TASK OBJECTIVE — In the material below, the lines containing the word "Filtro" are required; copy each of them.

RECORDS PROVIDED —
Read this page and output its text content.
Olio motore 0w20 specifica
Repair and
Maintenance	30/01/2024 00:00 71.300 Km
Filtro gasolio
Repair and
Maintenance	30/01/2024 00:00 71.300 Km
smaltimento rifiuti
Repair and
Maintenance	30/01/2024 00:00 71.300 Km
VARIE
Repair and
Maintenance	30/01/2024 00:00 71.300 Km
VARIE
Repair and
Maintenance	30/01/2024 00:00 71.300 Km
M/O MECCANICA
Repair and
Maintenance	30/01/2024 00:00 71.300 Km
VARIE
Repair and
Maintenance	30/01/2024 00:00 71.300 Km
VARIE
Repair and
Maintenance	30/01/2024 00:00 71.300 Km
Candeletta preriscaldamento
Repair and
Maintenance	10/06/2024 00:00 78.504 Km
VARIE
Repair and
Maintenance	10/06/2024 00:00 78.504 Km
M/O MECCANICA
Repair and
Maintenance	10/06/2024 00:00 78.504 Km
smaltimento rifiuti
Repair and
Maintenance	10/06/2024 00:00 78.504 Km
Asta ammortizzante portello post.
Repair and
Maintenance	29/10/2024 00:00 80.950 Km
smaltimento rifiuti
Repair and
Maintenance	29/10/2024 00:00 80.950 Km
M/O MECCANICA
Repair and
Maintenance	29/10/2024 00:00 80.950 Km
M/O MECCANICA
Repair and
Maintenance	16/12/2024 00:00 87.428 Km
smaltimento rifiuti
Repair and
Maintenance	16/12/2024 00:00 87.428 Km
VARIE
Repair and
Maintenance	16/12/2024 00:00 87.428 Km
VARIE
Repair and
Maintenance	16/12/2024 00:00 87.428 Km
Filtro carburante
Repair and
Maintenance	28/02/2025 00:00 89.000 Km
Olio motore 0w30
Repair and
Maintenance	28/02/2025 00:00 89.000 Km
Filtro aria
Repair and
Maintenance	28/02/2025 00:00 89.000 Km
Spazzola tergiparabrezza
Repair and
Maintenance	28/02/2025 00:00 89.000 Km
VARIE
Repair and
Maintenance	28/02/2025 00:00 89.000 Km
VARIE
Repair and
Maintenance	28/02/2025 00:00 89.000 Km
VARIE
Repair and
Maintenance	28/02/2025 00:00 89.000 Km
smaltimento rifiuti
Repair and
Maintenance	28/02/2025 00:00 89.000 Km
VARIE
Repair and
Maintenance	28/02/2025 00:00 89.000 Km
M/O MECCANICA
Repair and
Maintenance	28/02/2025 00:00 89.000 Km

FULL RESPONSE —
Filtro gasolio
Filtro carburante
Filtro aria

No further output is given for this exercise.